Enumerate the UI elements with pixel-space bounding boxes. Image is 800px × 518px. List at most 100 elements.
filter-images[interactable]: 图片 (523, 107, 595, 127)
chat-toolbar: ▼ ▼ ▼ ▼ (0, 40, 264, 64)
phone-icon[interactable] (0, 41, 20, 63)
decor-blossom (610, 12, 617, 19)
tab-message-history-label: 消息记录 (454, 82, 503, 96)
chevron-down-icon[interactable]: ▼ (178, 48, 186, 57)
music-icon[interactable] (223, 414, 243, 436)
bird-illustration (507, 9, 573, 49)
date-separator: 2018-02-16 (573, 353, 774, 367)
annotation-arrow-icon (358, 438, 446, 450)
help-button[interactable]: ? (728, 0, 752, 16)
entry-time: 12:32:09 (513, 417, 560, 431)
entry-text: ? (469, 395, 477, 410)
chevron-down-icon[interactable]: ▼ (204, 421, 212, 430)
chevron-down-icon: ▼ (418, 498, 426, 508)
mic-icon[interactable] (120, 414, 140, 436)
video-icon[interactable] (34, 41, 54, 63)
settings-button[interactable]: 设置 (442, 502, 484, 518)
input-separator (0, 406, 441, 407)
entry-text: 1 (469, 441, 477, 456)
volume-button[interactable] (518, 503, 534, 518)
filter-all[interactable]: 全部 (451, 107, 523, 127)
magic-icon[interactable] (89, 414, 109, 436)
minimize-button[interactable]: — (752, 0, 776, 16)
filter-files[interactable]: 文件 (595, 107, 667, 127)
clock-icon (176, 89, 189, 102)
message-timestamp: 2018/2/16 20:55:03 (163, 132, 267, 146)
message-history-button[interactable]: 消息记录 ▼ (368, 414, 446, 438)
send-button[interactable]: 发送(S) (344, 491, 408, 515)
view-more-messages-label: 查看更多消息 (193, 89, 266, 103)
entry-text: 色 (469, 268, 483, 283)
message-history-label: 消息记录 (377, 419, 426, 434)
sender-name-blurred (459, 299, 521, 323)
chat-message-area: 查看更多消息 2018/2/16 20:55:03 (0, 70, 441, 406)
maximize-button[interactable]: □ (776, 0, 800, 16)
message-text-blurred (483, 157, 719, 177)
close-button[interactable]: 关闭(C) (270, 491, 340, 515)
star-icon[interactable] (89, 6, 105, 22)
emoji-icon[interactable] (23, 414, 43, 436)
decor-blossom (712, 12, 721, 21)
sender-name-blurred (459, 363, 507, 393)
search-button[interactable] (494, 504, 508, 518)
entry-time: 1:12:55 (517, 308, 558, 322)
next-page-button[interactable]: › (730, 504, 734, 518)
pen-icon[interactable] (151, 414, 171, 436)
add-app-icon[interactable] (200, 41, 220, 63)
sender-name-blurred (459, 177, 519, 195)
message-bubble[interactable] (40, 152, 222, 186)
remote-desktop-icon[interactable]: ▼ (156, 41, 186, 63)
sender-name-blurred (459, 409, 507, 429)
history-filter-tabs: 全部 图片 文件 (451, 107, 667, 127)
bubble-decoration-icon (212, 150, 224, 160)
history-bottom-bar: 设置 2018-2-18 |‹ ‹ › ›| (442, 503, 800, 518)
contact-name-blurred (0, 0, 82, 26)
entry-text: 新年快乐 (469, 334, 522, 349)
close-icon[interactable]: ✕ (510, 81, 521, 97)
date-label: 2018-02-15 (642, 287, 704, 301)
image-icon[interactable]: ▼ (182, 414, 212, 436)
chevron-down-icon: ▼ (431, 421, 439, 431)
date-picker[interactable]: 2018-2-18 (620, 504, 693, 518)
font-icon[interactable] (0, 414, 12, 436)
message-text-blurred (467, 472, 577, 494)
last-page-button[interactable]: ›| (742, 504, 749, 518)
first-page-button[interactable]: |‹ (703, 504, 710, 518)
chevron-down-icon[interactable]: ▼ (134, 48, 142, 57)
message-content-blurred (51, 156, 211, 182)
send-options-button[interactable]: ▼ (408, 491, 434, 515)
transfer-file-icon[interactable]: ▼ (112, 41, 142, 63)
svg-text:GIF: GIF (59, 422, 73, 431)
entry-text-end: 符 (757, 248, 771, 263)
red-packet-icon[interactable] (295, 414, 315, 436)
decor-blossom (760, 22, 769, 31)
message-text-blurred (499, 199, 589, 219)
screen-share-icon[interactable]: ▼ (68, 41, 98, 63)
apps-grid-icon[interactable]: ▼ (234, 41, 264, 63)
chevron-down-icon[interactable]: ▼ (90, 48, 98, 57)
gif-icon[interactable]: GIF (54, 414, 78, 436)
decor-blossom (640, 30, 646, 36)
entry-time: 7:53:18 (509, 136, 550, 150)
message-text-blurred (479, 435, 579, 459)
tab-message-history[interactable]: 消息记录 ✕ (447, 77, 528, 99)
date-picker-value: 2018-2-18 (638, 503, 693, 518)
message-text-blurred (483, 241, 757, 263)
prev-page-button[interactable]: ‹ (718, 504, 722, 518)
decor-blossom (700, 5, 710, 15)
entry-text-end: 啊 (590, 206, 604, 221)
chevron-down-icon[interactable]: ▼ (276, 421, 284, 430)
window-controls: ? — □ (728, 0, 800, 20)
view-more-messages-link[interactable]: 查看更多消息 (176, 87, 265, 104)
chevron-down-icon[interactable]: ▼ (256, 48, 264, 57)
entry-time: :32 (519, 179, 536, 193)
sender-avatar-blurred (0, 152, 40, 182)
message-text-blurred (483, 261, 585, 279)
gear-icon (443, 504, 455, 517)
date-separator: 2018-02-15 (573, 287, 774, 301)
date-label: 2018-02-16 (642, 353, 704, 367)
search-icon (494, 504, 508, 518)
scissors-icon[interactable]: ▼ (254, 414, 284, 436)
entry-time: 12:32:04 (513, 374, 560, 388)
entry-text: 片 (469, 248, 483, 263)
§ §
▶ **Exercise requirements**: Reproduce verbatim every line of the records above, from the very first line down to and including the line that contains "chevron-down-icon[interactable]: ▼ (204, 421, 212, 430)".

▶ **Answer to the exercise**:
Enumerate the UI elements with pixel-space bounding boxes. Image is 800px × 518px. List at most 100 elements.
filter-images[interactable]: 图片 (523, 107, 595, 127)
chat-toolbar: ▼ ▼ ▼ ▼ (0, 40, 264, 64)
phone-icon[interactable] (0, 41, 20, 63)
decor-blossom (610, 12, 617, 19)
tab-message-history-label: 消息记录 (454, 82, 503, 96)
chevron-down-icon[interactable]: ▼ (178, 48, 186, 57)
music-icon[interactable] (223, 414, 243, 436)
bird-illustration (507, 9, 573, 49)
date-separator: 2018-02-16 (573, 353, 774, 367)
annotation-arrow-icon (358, 438, 446, 450)
help-button[interactable]: ? (728, 0, 752, 16)
entry-time: 12:32:09 (513, 417, 560, 431)
entry-text: ? (469, 395, 477, 410)
chevron-down-icon[interactable]: ▼ (204, 421, 212, 430)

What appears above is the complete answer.